*Do this:* Write out the material again exactly, please, and omit the pictures.

— Start Data for this task —

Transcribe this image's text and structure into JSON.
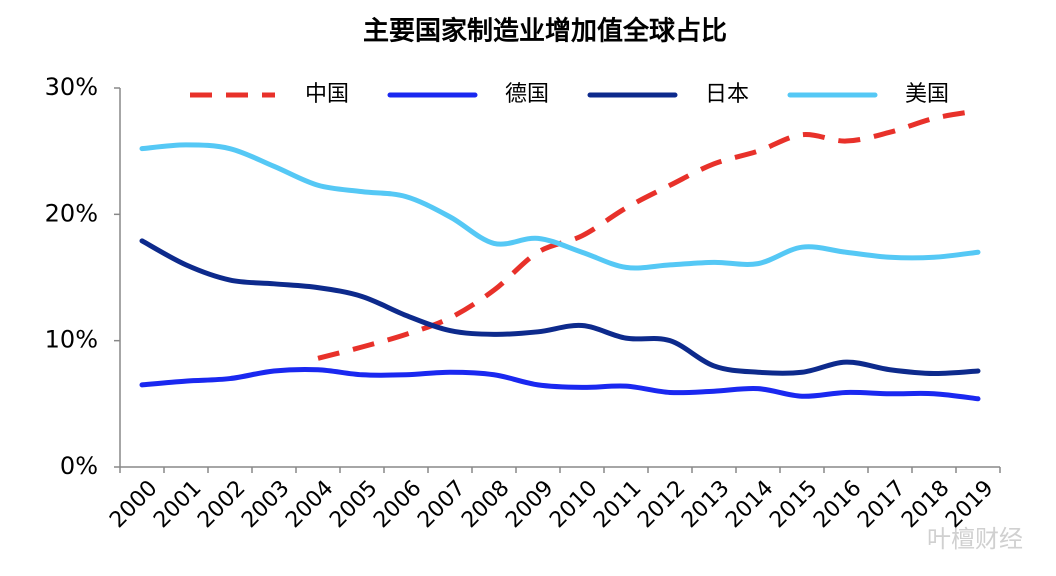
{
  "chart_data": {
    "type": "line",
    "title": "主要国家制造业增加值全球占比",
    "categories": [
      "2000",
      "2001",
      "2002",
      "2003",
      "2004",
      "2005",
      "2006",
      "2007",
      "2008",
      "2009",
      "2010",
      "2011",
      "2012",
      "2013",
      "2014",
      "2015",
      "2016",
      "2017",
      "2018",
      "2019"
    ],
    "series": [
      {
        "name": "中国",
        "color": "#e8312a",
        "dash": true,
        "values": [
          null,
          null,
          null,
          null,
          8.6,
          9.5,
          10.5,
          11.8,
          14.0,
          17.0,
          18.3,
          20.5,
          22.3,
          24.0,
          25.0,
          26.3,
          25.8,
          26.5,
          27.6,
          28.2
        ]
      },
      {
        "name": "德国",
        "color": "#1a28f0",
        "dash": false,
        "values": [
          6.5,
          6.8,
          7.0,
          7.6,
          7.7,
          7.3,
          7.3,
          7.5,
          7.3,
          6.5,
          6.3,
          6.4,
          5.9,
          6.0,
          6.2,
          5.6,
          5.9,
          5.8,
          5.8,
          5.4
        ]
      },
      {
        "name": "日本",
        "color": "#0d2a8c",
        "dash": false,
        "values": [
          17.9,
          16.0,
          14.8,
          14.5,
          14.2,
          13.5,
          12.0,
          10.8,
          10.5,
          10.7,
          11.2,
          10.2,
          10.0,
          8.0,
          7.5,
          7.5,
          8.3,
          7.7,
          7.4,
          7.6
        ]
      },
      {
        "name": "美国",
        "color": "#55c8f5",
        "dash": false,
        "values": [
          25.2,
          25.5,
          25.2,
          23.8,
          22.3,
          21.8,
          21.4,
          19.8,
          17.7,
          18.1,
          17.0,
          15.8,
          16.0,
          16.2,
          16.1,
          17.4,
          17.0,
          16.6,
          16.6,
          17.0
        ]
      }
    ],
    "ylim": [
      0,
      30
    ],
    "yticks": [
      {
        "value": 0,
        "label": "0%"
      },
      {
        "value": 10,
        "label": "10%"
      },
      {
        "value": 20,
        "label": "20%"
      },
      {
        "value": 30,
        "label": "30%"
      }
    ],
    "grid": false,
    "legend": "top",
    "watermark": "叶檀财经"
  }
}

— End Data for this task —

*Correct output:*
Transcribe this image's text and structure into JSON.
{
  "chart_data": {
    "type": "line",
    "title": "主要国家制造业增加值全球占比",
    "categories": [
      "2000",
      "2001",
      "2002",
      "2003",
      "2004",
      "2005",
      "2006",
      "2007",
      "2008",
      "2009",
      "2010",
      "2011",
      "2012",
      "2013",
      "2014",
      "2015",
      "2016",
      "2017",
      "2018",
      "2019"
    ],
    "series": [
      {
        "name": "中国",
        "color": "#e8312a",
        "dash": true,
        "values": [
          null,
          null,
          null,
          null,
          8.6,
          9.5,
          10.5,
          11.8,
          14.0,
          17.0,
          18.3,
          20.5,
          22.3,
          24.0,
          25.0,
          26.3,
          25.8,
          26.5,
          27.6,
          28.2
        ]
      },
      {
        "name": "德国",
        "color": "#1a28f0",
        "dash": false,
        "values": [
          6.5,
          6.8,
          7.0,
          7.6,
          7.7,
          7.3,
          7.3,
          7.5,
          7.3,
          6.5,
          6.3,
          6.4,
          5.9,
          6.0,
          6.2,
          5.6,
          5.9,
          5.8,
          5.8,
          5.4
        ]
      },
      {
        "name": "日本",
        "color": "#0d2a8c",
        "dash": false,
        "values": [
          17.9,
          16.0,
          14.8,
          14.5,
          14.2,
          13.5,
          12.0,
          10.8,
          10.5,
          10.7,
          11.2,
          10.2,
          10.0,
          8.0,
          7.5,
          7.5,
          8.3,
          7.7,
          7.4,
          7.6
        ]
      },
      {
        "name": "美国",
        "color": "#55c8f5",
        "dash": false,
        "values": [
          25.2,
          25.5,
          25.2,
          23.8,
          22.3,
          21.8,
          21.4,
          19.8,
          17.7,
          18.1,
          17.0,
          15.8,
          16.0,
          16.2,
          16.1,
          17.4,
          17.0,
          16.6,
          16.6,
          17.0
        ]
      }
    ],
    "ylim": [
      0,
      30
    ],
    "yticks": [
      {
        "value": 0,
        "label": "0%"
      },
      {
        "value": 10,
        "label": "10%"
      },
      {
        "value": 20,
        "label": "20%"
      },
      {
        "value": 30,
        "label": "30%"
      }
    ],
    "grid": false,
    "legend": "top",
    "watermark": "叶檀财经"
  }
}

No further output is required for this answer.